Request:
Collect all lines containing the word "чергового" from the data.

=== Task input ===

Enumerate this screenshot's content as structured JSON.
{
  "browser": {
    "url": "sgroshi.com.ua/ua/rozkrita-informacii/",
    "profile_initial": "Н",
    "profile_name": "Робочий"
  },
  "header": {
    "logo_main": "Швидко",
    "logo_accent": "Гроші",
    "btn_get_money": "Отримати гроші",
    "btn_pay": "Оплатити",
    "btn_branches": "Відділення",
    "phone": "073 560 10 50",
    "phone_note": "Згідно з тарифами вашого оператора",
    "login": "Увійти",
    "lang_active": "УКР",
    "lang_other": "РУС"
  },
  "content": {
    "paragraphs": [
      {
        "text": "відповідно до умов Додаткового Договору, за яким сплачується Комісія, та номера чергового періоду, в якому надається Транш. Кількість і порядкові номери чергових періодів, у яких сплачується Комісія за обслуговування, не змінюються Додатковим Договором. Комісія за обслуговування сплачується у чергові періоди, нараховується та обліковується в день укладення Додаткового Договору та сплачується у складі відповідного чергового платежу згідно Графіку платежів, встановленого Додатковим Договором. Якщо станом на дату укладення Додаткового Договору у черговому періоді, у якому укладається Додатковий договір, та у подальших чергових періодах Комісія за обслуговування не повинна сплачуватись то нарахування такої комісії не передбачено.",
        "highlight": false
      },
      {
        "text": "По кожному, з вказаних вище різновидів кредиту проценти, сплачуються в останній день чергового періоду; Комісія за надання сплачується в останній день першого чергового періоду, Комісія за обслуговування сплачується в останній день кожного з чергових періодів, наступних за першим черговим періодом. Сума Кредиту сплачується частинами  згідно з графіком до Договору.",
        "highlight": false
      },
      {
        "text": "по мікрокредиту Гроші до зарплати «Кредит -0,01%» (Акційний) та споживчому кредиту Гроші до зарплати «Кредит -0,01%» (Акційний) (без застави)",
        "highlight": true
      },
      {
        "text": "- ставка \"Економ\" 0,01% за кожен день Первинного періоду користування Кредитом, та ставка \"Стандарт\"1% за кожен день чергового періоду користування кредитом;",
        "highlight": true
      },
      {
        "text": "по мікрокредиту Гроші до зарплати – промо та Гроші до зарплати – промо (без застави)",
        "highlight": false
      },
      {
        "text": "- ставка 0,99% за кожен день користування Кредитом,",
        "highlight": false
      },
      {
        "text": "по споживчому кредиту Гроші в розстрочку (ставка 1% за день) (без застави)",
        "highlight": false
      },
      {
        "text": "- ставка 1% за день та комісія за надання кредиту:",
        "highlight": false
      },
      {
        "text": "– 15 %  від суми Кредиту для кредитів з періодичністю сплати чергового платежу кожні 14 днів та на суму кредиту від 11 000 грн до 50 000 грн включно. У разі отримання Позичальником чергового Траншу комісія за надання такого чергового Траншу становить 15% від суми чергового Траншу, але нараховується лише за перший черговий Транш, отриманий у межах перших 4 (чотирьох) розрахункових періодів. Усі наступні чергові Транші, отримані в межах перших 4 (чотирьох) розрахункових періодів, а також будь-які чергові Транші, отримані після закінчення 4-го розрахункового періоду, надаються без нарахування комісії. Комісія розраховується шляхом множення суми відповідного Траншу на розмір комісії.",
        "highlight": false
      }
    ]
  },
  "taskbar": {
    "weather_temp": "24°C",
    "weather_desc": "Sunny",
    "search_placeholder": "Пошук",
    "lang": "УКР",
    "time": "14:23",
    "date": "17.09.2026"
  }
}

===
=== Task input ===

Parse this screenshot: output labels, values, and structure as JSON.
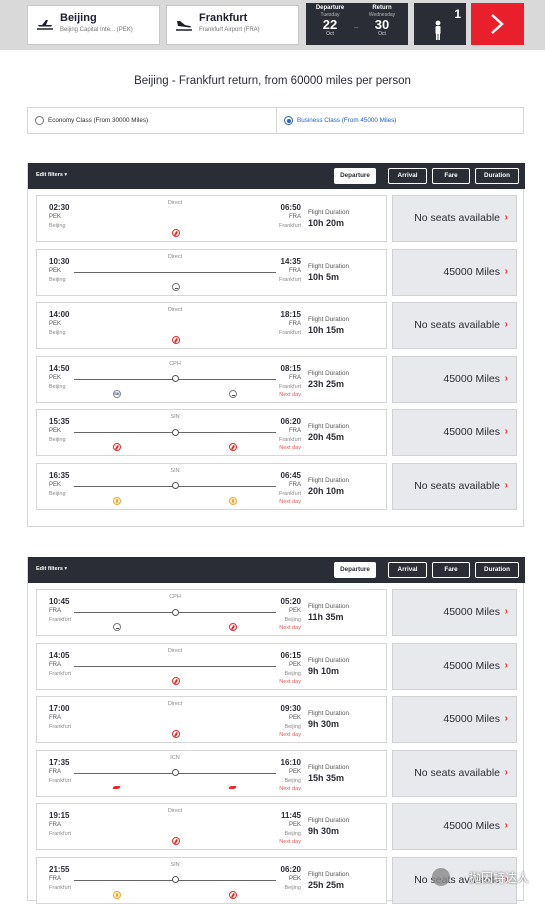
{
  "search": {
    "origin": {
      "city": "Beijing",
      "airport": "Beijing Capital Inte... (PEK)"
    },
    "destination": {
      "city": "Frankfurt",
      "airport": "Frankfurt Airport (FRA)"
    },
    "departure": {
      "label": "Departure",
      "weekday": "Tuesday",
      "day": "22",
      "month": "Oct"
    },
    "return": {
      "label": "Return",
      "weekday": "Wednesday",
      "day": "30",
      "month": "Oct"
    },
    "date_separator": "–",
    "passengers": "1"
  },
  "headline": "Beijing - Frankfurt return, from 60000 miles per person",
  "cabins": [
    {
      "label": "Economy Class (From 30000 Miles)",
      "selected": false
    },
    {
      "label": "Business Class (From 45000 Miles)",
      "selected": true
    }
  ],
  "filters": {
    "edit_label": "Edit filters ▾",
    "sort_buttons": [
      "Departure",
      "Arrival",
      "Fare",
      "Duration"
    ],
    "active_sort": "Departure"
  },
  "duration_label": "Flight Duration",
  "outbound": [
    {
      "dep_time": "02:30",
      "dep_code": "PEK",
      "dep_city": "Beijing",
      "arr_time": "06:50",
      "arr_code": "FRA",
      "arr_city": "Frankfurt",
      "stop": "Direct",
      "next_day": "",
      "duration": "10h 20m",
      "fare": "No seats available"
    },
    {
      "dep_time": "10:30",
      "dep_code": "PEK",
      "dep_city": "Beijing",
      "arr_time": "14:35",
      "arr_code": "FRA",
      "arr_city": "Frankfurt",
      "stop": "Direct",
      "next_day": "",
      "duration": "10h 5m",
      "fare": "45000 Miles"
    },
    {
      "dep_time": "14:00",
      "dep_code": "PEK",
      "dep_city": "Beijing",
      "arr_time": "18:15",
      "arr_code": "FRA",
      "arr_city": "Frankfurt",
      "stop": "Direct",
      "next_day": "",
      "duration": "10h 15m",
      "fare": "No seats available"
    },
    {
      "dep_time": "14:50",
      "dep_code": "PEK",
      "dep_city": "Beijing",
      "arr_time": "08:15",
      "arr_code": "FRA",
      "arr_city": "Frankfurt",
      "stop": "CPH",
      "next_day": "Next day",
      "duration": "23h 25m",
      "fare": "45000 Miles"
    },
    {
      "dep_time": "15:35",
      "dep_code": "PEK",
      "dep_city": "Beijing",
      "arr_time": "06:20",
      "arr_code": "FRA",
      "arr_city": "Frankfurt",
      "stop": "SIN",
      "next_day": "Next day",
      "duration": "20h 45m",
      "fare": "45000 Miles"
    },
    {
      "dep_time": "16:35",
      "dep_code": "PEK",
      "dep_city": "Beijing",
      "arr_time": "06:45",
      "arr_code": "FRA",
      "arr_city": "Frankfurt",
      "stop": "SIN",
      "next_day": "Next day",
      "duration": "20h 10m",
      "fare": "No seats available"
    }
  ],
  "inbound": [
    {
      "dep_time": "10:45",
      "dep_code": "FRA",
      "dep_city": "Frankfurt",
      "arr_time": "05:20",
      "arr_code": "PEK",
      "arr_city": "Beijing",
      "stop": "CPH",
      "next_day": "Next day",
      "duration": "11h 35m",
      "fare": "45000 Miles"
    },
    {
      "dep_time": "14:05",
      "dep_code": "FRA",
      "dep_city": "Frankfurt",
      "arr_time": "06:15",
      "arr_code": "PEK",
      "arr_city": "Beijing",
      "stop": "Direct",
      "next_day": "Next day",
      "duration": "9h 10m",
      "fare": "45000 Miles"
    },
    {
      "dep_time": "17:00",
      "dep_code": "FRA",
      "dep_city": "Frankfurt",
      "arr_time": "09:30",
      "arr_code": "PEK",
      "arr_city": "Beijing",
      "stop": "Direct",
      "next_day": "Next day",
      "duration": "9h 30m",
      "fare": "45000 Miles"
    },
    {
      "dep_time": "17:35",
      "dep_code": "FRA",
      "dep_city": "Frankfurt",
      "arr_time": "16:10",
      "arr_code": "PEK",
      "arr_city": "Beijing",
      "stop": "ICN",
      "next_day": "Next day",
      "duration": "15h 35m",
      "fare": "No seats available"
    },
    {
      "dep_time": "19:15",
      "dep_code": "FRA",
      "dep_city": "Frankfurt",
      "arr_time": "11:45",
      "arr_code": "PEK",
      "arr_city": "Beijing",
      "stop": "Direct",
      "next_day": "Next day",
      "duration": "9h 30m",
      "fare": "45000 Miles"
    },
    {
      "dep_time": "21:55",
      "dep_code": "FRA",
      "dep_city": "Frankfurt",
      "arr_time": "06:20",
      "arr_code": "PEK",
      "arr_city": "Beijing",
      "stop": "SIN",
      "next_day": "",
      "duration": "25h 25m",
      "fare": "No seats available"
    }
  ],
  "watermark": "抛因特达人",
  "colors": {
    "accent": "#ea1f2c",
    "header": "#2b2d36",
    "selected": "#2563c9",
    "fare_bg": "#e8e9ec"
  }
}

===

Result for this task:
        "text": "відповідно до умов Додаткового Договору, за яким сплачується Комісія, та номера чергового періоду, в якому надається Транш. Кількість і порядкові номери чергових періодів, у яких сплачується Комісія за обслуговування, не змінюються Додатковим Договором. Комісія за обслуговування сплачується у чергові періоди, нараховується та обліковується в день укладення Додаткового Договору та сплачується у складі відповідного чергового платежу згідно Графіку платежів, встановленого Додатковим Договором. Якщо станом на дату укладення Додаткового Договору у черговому періоді, у якому укладається Додатковий договір, та у подальших чергових періодах Комісія за обслуговування не повинна сплачуватись то нарахування такої комісії не передбачено.",
        "text": "По кожному, з вказаних вище різновидів кредиту проценти, сплачуються в останній день чергового періоду; Комісія за надання сплачується в останній день першого чергового періоду, Комісія за обслуговування сплачується в останній день кожного з чергових періодів, наступних за першим черговим періодом. Сума Кредиту сплачується частинами  згідно з графіком до Договору.",
        "text": "- ставка \"Економ\" 0,01% за кожен день Первинного періоду користування Кредитом, та ставка \"Стандарт\"1% за кожен день чергового періоду користування кредитом;",
        "text": "– 15 %  від суми Кредиту для кредитів з періодичністю сплати чергового платежу кожні 14 днів та на суму кредиту від 11 000 грн до 50 000 грн включно. У разі отримання Позичальником чергового Траншу комісія за надання такого чергового Траншу становить 15% від суми чергового Траншу, але нараховується лише за перший черговий Транш, отриманий у межах перших 4 (чотирьох) розрахункових періодів. Усі наступні чергові Транші, отримані в межах перших 4 (чотирьох) розрахункових періодів, а також будь-які чергові Транші, отримані після закінчення 4-го розрахункового періоду, надаються без нарахування комісії. Комісія розраховується шляхом множення суми відповідного Траншу на розмір комісії.",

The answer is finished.